[Records from a data source]

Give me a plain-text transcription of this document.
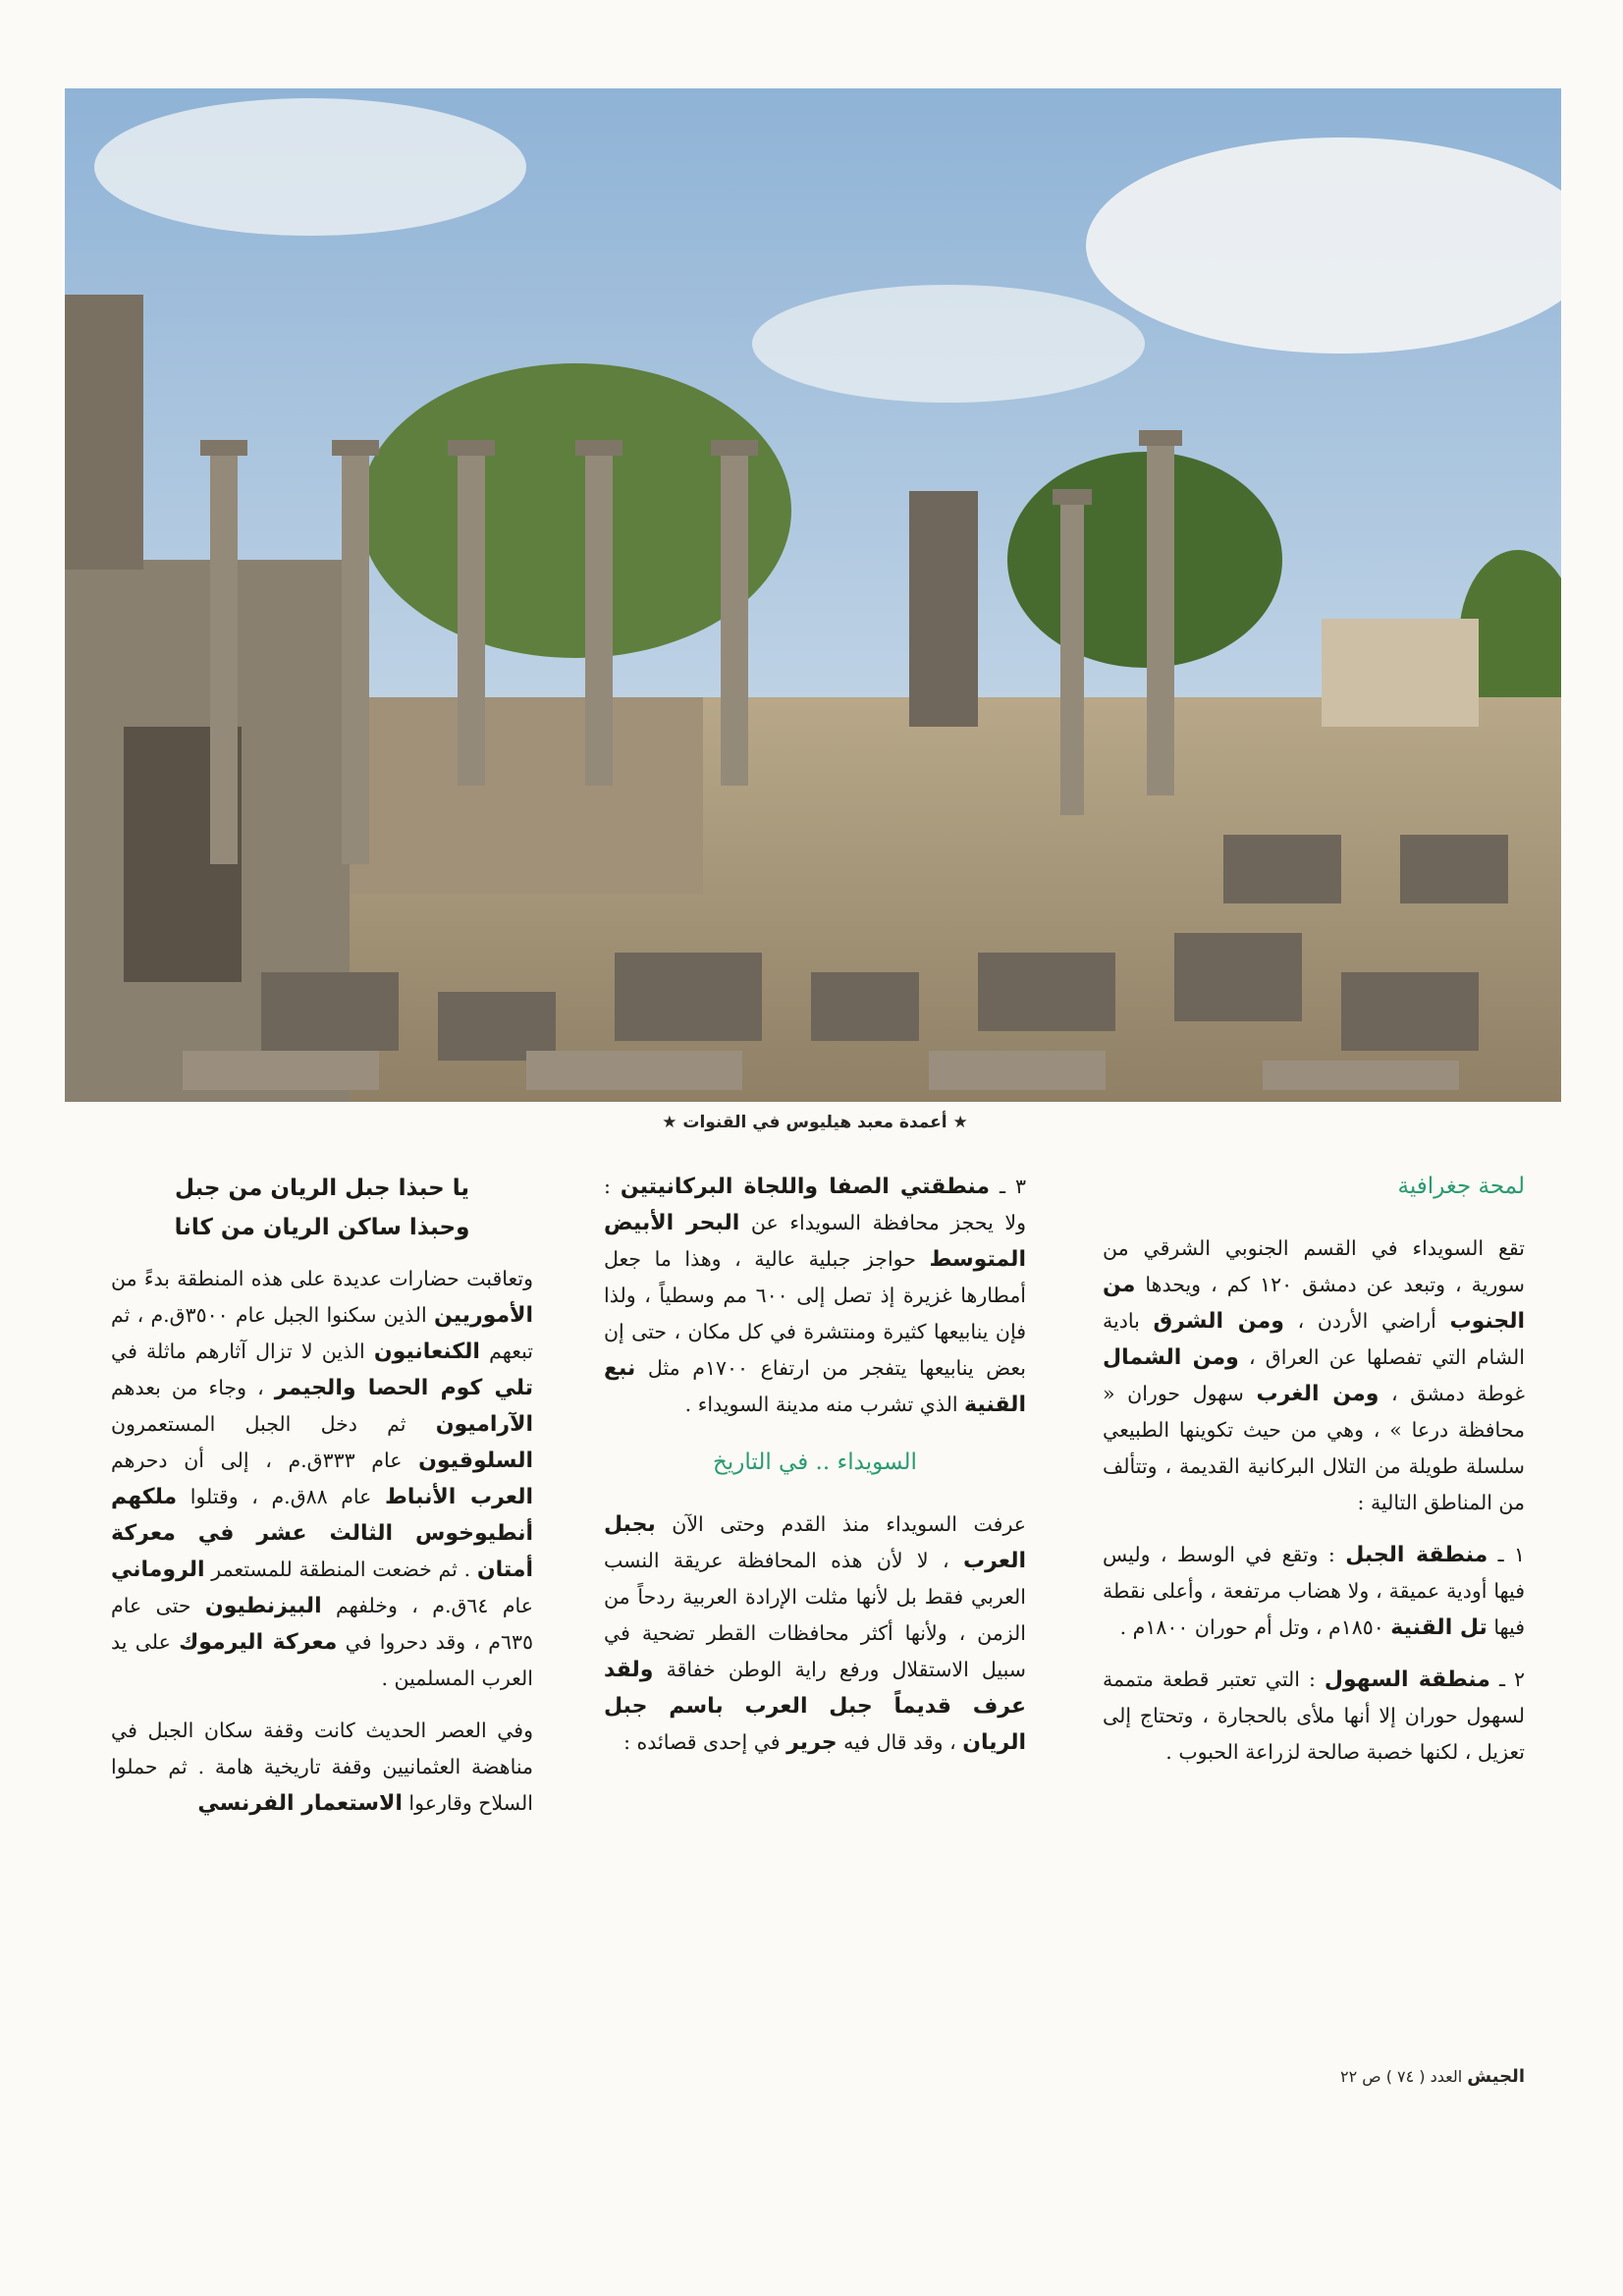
★ أعمدة معبد هيليوس في القنوات ★
لمحة جغرافية

تقع السويداء في القسم الجنوبي الشرقي من سورية ، وتبعد عن دمشق ١٢٠ كم ، ويحدها من الجنوب أراضي الأردن ، ومن الشرق بادية الشام التي تفصلها عن العراق ، ومن الشمال غوطة دمشق ، ومن الغرب سهول حوران « محافظة درعا » ، وهي من حيث تكوينها الطبيعي سلسلة طويلة من التلال البركانية القديمة ، وتتألف من المناطق التالية :

١ ـ منطقة الجبل : وتقع في الوسط ، وليس فيها أودية عميقة ، ولا هضاب مرتفعة ، وأعلى نقطة فيها تل القنية ١٨٥٠م ، وتل أم حوران ١٨٠٠م .

٢ ـ منطقة السهول : التي تعتبر قطعة متممة لسهول حوران إلا أنها ملأى بالحجارة ، وتحتاج إلى تعزيل ، لكنها خصبة صالحة لزراعة الحبوب .

٣ ـ منطقتي الصفا واللجاة البركانيتين : ولا يحجز محافظة السويداء عن البحر الأبيض المتوسط حواجز جبلية عالية ، وهذا ما جعل أمطارها غزيرة إذ تصل إلى ٦٠٠ مم وسطياً ، ولذا فإن ينابيعها كثيرة ومنتشرة في كل مكان ، حتى إن بعض ينابيعها يتفجر من ارتفاع ١٧٠٠م مثل نبع القنية الذي تشرب منه مدينة السويداء .

السويداء .. في التاريخ

عرفت السويداء منذ القدم وحتى الآن بجبل العرب ، لا لأن هذه المحافظة عريقة النسب العربي فقط بل لأنها مثلت الإرادة العربية ردحاً من الزمن ، ولأنها أكثر محافظات القطر تضحية في سبيل الاستقلال ورفع راية الوطن خفاقة ولقد عرف قديماً جبل العرب باسم جبل الريان ، وقد قال فيه جرير في إحدى قصائده :

يا حبذا جبل الريان من جبل
وحبذا ساكن الريان من كانا

وتعاقبت حضارات عديدة على هذه المنطقة بدءً من الأموريين الذين سكنوا الجبل عام ٣٥٠٠ق.م ، ثم تبعهم الكنعانيون الذين لا تزال آثارهم ماثلة في تلي كوم الحصا والجيمر ، وجاء من بعدهم الآراميون ثم دخل الجبل المستعمرون السلوقيون عام ٣٣٣ق.م ، إلى أن دحرهم العرب الأنباط عام ٨٨ق.م ، وقتلوا ملكهم أنطيوخوس الثالث عشر في معركة أمتان . ثم خضعت المنطقة للمستعمر الروماني عام ٦٤ق.م ، وخلفهم البيزنطيون حتى عام ٦٣٥م ، وقد دحروا في معركة اليرموك على يد العرب المسلمين .

وفي العصر الحديث كانت وقفة سكان الجبل في مناهضة العثمانيين وقفة تاريخية هامة . ثم حملوا السلاح وقارعوا الاستعمار الفرنسي

الجيش العدد ( ٧٤ ) ص ٢٢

→ Work to complete
The entries above should be reproduced exactly, without their pictures.

→ Completed task
Give me a plain-text transcription of this document.
★ أعمدة معبد هيليوس في القنوات ★
لمحة جغرافية

تقع السويداء في القسم الجنوبي الشرقي من سورية ، وتبعد عن دمشق ١٢٠ كم ، ويحدها من الجنوب أراضي الأردن ، ومن الشرق بادية الشام التي تفصلها عن العراق ، ومن الشمال غوطة دمشق ، ومن الغرب سهول حوران « محافظة درعا » ، وهي من حيث تكوينها الطبيعي سلسلة طويلة من التلال البركانية القديمة ، وتتألف من المناطق التالية :

١ ـ منطقة الجبل : وتقع في الوسط ، وليس فيها أودية عميقة ، ولا هضاب مرتفعة ، وأعلى نقطة فيها تل القنية ١٨٥٠م ، وتل أم حوران ١٨٠٠م .

٢ ـ منطقة السهول : التي تعتبر قطعة متممة لسهول حوران إلا أنها ملأى بالحجارة ، وتحتاج إلى تعزيل ، لكنها خصبة صالحة لزراعة الحبوب .

٣ ـ منطقتي الصفا واللجاة البركانيتين : ولا يحجز محافظة السويداء عن البحر الأبيض المتوسط حواجز جبلية عالية ، وهذا ما جعل أمطارها غزيرة إذ تصل إلى ٦٠٠ مم وسطياً ، ولذا فإن ينابيعها كثيرة ومنتشرة في كل مكان ، حتى إن بعض ينابيعها يتفجر من ارتفاع ١٧٠٠م مثل نبع القنية الذي تشرب منه مدينة السويداء .

السويداء .. في التاريخ

عرفت السويداء منذ القدم وحتى الآن بجبل العرب ، لا لأن هذه المحافظة عريقة النسب العربي فقط بل لأنها مثلت الإرادة العربية ردحاً من الزمن ، ولأنها أكثر محافظات القطر تضحية في سبيل الاستقلال ورفع راية الوطن خفاقة ولقد عرف قديماً جبل العرب باسم جبل الريان ، وقد قال فيه جرير في إحدى قصائده :

يا حبذا جبل الريان من جبل
وحبذا ساكن الريان من كانا

وتعاقبت حضارات عديدة على هذه المنطقة بدءً من الأموريين الذين سكنوا الجبل عام ٣٥٠٠ق.م ، ثم تبعهم الكنعانيون الذين لا تزال آثارهم ماثلة في تلي كوم الحصا والجيمر ، وجاء من بعدهم الآراميون ثم دخل الجبل المستعمرون السلوقيون عام ٣٣٣ق.م ، إلى أن دحرهم العرب الأنباط عام ٨٨ق.م ، وقتلوا ملكهم أنطيوخوس الثالث عشر في معركة أمتان . ثم خضعت المنطقة للمستعمر الروماني عام ٦٤ق.م ، وخلفهم البيزنطيون حتى عام ٦٣٥م ، وقد دحروا في معركة اليرموك على يد العرب المسلمين .

وفي العصر الحديث كانت وقفة سكان الجبل في مناهضة العثمانيين وقفة تاريخية هامة . ثم حملوا السلاح وقارعوا الاستعمار الفرنسي

الجيش العدد ( ٧٤ ) ص ٢٢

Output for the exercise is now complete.